* **EXERCISE GOAL**
Transcribe the listing word for word.

+++ RECORDS PROVIDED +++

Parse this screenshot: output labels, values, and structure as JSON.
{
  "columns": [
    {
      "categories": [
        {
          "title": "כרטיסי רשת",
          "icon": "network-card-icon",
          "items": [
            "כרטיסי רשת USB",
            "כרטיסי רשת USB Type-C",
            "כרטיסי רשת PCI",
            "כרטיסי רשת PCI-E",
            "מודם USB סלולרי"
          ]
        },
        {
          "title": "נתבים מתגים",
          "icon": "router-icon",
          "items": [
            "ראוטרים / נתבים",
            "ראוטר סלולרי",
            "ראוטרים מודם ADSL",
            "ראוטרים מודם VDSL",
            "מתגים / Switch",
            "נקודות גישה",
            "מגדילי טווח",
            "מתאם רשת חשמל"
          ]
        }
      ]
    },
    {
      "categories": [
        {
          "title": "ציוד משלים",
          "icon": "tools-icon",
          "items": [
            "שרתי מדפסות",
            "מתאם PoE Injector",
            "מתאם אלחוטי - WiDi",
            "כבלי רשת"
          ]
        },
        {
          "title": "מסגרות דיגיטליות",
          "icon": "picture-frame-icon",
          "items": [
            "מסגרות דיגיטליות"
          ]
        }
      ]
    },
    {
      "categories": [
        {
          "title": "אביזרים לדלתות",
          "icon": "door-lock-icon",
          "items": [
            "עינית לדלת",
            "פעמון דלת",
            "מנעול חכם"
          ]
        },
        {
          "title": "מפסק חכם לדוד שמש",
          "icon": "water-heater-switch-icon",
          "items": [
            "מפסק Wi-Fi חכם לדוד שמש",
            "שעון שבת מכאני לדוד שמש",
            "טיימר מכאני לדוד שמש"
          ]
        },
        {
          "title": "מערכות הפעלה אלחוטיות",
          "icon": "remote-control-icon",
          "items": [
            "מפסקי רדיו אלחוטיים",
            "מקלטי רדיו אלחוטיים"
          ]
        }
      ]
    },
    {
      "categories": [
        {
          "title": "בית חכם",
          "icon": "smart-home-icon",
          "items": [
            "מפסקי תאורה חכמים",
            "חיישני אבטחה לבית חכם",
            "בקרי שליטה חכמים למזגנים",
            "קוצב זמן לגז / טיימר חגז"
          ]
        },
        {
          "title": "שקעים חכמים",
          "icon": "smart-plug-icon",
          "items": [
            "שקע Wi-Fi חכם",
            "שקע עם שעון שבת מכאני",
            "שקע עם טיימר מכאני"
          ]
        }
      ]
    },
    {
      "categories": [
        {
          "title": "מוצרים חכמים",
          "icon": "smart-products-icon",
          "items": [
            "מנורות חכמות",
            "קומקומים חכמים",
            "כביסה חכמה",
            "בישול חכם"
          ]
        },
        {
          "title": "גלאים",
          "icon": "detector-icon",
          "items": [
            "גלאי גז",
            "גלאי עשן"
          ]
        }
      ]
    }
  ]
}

+++

* **SOLUTION**
Parse this screenshot: output labels, values, and structure as JSON.
{
  "columns": [
    {
      "categories": [
        {
          "title": "כרטיסי רשת",
          "icon": "network-card-icon",
          "items": [
            "כרטיסי רשת USB",
            "כרטיסי רשת USB Type-C",
            "כרטיסי רשת PCI",
            "כרטיסי רשת PCI-E",
            "מודם USB סלולרי"
          ]
        },
        {
          "title": "נתבים מתגים",
          "icon": "router-icon",
          "items": [
            "ראוטרים / נתבים",
            "ראוטר סלולרי",
            "ראוטרים מודם ADSL",
            "ראוטרים מודם VDSL",
            "מתגים / Switch",
            "נקודות גישה",
            "מגדילי טווח",
            "מתאם רשת חשמל"
          ]
        }
      ]
    },
    {
      "categories": [
        {
          "title": "ציוד משלים",
          "icon": "tools-icon",
          "items": [
            "שרתי מדפסות",
            "מתאם PoE Injector",
            "מתאם אלחוטי - WiDi",
            "כבלי רשת"
          ]
        },
        {
          "title": "מסגרות דיגיטליות",
          "icon": "picture-frame-icon",
          "items": [
            "מסגרות דיגיטליות"
          ]
        }
      ]
    },
    {
      "categories": [
        {
          "title": "אביזרים לדלתות",
          "icon": "door-lock-icon",
          "items": [
            "עינית לדלת",
            "פעמון דלת",
            "מנעול חכם"
          ]
        },
        {
          "title": "מפסק חכם לדוד שמש",
          "icon": "water-heater-switch-icon",
          "items": [
            "מפסק Wi-Fi חכם לדוד שמש",
            "שעון שבת מכאני לדוד שמש",
            "טיימר מכאני לדוד שמש"
          ]
        },
        {
          "title": "מערכות הפעלה אלחוטיות",
          "icon": "remote-control-icon",
          "items": [
            "מפסקי רדיו אלחוטיים",
            "מקלטי רדיו אלחוטיים"
          ]
        }
      ]
    },
    {
      "categories": [
        {
          "title": "בית חכם",
          "icon": "smart-home-icon",
          "items": [
            "מפסקי תאורה חכמים",
            "חיישני אבטחה לבית חכם",
            "בקרי שליטה חכמים למזגנים",
            "קוצב זמן לגז / טיימר חגז"
          ]
        },
        {
          "title": "שקעים חכמים",
          "icon": "smart-plug-icon",
          "items": [
            "שקע Wi-Fi חכם",
            "שקע עם שעון שבת מכאני",
            "שקע עם טיימר מכאני"
          ]
        }
      ]
    },
    {
      "categories": [
        {
          "title": "מוצרים חכמים",
          "icon": "smart-products-icon",
          "items": [
            "מנורות חכמות",
            "קומקומים חכמים",
            "כביסה חכמה",
            "בישול חכם"
          ]
        },
        {
          "title": "גלאים",
          "icon": "detector-icon",
          "items": [
            "גלאי גז",
            "גלאי עשן"
          ]
        }
      ]
    }
  ]
}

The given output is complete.